_Data extract_:
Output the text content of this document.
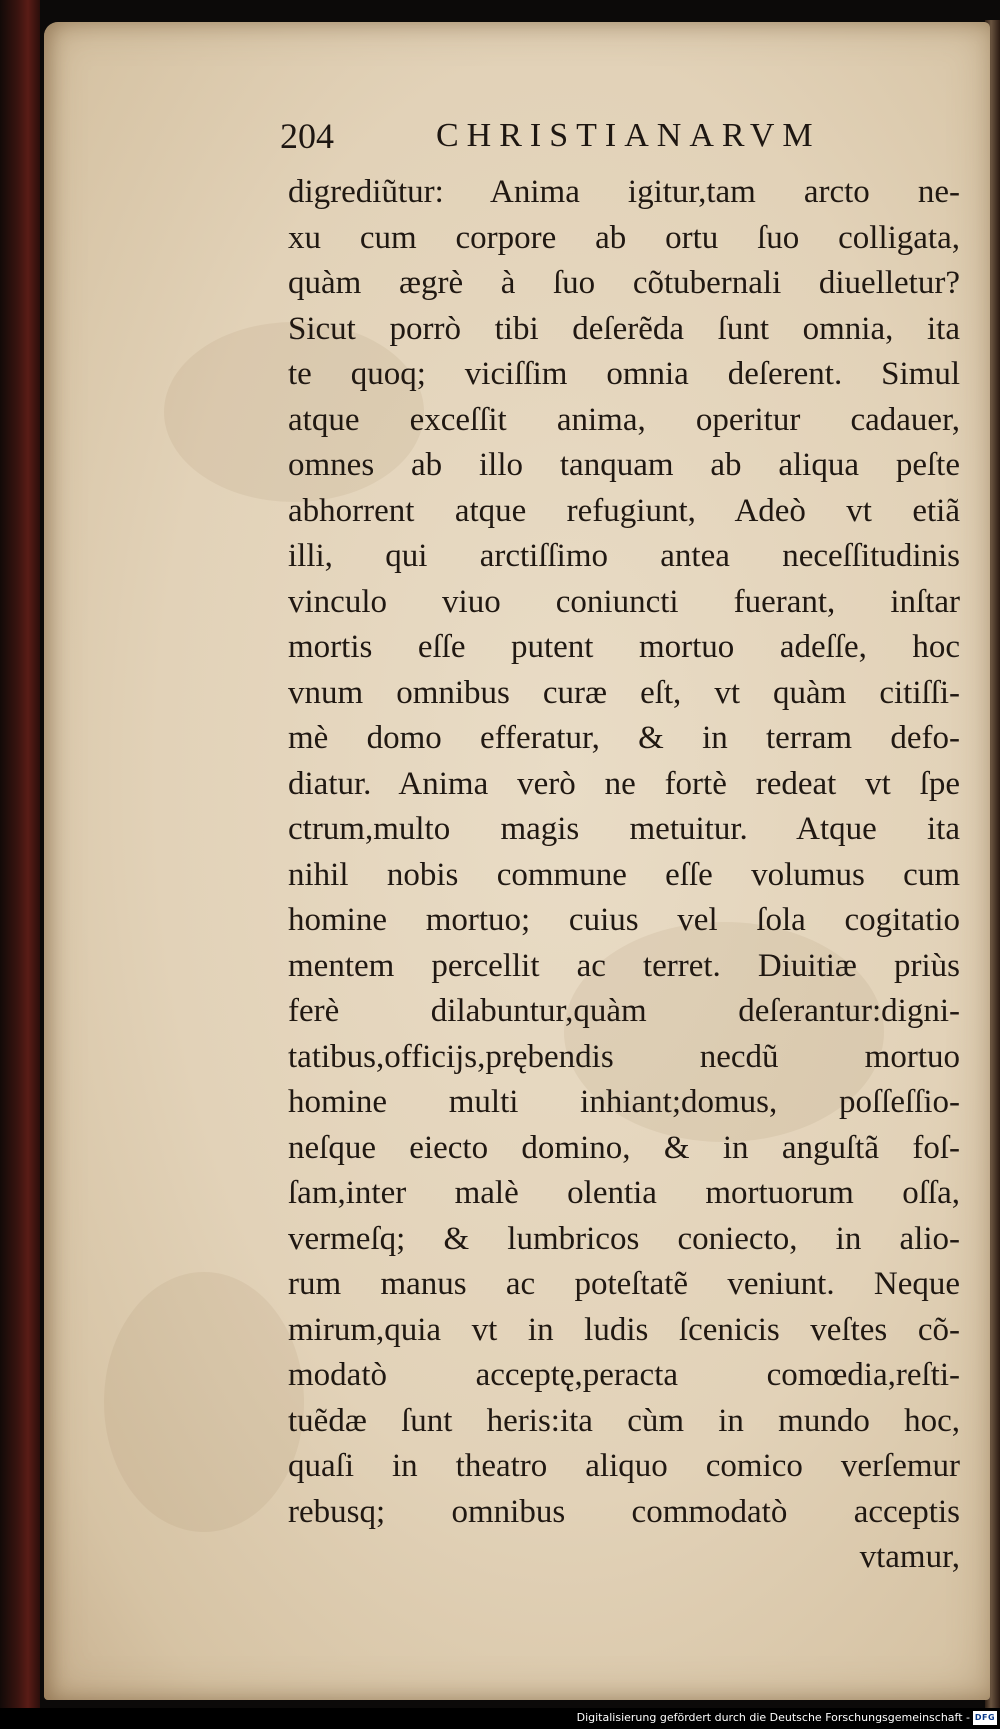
204	CHRISTIANARVM
digrediũtur: Anima igitur,tam arcto ne-
xu cum corpore ab ortu ſuo colligata,
quàm ægrè à ſuo cõtubernali diuelletur?
Sicut porrò tibi deſerẽda ſunt omnia, ita
te quoq; viciſſim omnia deſerent. Simul
atque exceſſit anima, operitur cadauer,
omnes ab illo tanquam ab aliqua peſte
abhorrent atque refugiunt, Adeò vt etiã
illi, qui arctiſſimo antea neceſſitudinis
vinculo viuo coniuncti fuerant, inſtar
mortis eſſe putent mortuo adeſſe, hoc
vnum omnibus curæ eſt, vt quàm citiſſi-
mè domo efferatur, & in terram defo-
diatur. Anima verò ne fortè redeat vt ſpe
ctrum,multo magis metuitur. Atque ita
nihil nobis commune eſſe volumus cum
homine mortuo; cuius vel ſola cogitatio
mentem percellit ac terret. Diuitiæ priùs
ferè dilabuntur,quàm deſerantur:digni-
tatibus,officijs,prębendis necdũ mortuo
homine multi inhiant;domus, poſſeſſio-
neſque eiecto domino, & in anguſtã foſ-
ſam,inter malè olentia mortuorum oſſa,
vermeſq; & lumbricos coniecto, in alio-
rum manus ac poteſtatẽ veniunt. Neque
mirum,quia vt in ludis ſcenicis veſtes cõ-
modatò acceptę,peracta comœdia,reſti-
tuẽdæ ſunt heris:ita cùm in mundo hoc,
quaſi in theatro aliquo comico verſemur
rebusq; omnibus commodatò acceptis
vtamur,
Digitalisierung gefördert durch die Deutsche Forschungsgemeinschaft - DFG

_Aim_: Identify every line holding the word "quàm" and copy it out.

_Result below_:
quàm ægrè à ſuo cõtubernali diuelletur?
vnum omnibus curæ eſt, vt quàm citiſſi-
ferè dilabuntur,quàm deſerantur:digni-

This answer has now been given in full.